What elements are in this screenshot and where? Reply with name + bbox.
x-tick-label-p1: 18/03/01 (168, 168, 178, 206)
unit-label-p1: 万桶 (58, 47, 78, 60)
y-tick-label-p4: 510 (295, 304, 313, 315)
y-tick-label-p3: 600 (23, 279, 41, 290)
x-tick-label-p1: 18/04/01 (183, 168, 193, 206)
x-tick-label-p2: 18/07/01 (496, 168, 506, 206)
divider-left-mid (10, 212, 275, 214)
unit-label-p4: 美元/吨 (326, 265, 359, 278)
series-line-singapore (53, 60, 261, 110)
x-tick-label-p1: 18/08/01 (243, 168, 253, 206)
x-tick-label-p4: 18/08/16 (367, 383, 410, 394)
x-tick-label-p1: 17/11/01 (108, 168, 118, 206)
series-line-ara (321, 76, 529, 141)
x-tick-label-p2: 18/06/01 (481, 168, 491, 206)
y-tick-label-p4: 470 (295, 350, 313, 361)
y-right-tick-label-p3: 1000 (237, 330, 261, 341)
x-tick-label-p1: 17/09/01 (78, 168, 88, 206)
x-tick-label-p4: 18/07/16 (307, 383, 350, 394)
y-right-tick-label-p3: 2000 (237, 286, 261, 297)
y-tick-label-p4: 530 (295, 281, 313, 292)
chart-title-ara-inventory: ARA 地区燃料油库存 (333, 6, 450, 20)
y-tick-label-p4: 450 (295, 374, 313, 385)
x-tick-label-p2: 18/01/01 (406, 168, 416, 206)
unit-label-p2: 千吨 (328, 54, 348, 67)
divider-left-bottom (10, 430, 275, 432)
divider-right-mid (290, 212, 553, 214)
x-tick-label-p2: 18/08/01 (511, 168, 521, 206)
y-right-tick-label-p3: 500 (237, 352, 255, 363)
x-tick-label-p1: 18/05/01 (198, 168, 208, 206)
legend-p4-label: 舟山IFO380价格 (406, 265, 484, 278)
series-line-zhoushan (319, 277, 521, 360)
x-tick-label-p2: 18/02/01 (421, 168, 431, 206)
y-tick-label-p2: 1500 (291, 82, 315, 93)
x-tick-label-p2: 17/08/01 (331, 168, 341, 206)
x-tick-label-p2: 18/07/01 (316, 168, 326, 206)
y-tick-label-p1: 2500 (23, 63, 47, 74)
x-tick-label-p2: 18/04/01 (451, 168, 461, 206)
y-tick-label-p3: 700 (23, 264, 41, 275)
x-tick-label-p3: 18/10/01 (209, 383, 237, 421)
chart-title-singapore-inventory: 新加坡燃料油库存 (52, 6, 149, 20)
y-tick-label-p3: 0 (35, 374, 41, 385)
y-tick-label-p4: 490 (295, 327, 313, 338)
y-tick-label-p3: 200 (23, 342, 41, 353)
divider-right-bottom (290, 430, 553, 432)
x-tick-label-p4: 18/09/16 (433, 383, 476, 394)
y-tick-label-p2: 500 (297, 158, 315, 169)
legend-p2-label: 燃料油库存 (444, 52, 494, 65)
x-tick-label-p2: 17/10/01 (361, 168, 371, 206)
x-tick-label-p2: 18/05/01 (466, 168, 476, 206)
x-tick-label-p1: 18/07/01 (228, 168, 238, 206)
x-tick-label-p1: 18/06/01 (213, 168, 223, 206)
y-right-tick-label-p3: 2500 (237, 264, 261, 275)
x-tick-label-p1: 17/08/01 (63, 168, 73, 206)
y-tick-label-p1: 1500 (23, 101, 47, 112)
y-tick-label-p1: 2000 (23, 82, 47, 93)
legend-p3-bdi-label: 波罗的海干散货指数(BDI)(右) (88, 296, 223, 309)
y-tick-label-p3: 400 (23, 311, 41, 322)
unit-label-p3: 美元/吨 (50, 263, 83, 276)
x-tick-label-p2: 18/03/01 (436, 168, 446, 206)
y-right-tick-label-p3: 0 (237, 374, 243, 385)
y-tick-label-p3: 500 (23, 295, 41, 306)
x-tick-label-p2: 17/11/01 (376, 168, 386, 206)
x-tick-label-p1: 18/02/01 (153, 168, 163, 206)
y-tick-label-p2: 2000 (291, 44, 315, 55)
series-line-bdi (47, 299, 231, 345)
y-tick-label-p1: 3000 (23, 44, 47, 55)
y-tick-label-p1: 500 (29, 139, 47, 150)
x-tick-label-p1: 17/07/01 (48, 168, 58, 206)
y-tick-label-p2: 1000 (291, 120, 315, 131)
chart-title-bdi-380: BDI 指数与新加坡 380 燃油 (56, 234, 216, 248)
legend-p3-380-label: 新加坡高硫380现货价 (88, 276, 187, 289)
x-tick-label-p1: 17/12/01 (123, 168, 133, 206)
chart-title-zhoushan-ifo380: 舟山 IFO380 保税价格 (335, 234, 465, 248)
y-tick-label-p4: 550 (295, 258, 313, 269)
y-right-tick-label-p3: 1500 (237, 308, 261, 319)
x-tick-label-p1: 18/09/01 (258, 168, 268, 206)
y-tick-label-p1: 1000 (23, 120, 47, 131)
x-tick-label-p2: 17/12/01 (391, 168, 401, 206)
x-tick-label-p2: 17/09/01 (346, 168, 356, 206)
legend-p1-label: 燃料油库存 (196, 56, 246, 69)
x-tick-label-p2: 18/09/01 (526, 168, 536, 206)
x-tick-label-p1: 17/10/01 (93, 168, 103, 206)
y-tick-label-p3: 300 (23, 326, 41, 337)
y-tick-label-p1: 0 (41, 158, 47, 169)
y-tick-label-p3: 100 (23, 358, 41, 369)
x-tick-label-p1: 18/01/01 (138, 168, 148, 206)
|---|
» **Problem to solve**
Extract the data verbatim from its first line up to and including the line with "x-tick-label-p2: 18/07/01 (496, 168, 506, 206)".

» **Exercise output**
What elements are in this screenshot and where? Reply with name + bbox.
x-tick-label-p1: 18/03/01 (168, 168, 178, 206)
unit-label-p1: 万桶 (58, 47, 78, 60)
y-tick-label-p4: 510 (295, 304, 313, 315)
y-tick-label-p3: 600 (23, 279, 41, 290)
x-tick-label-p1: 18/04/01 (183, 168, 193, 206)
x-tick-label-p2: 18/07/01 (496, 168, 506, 206)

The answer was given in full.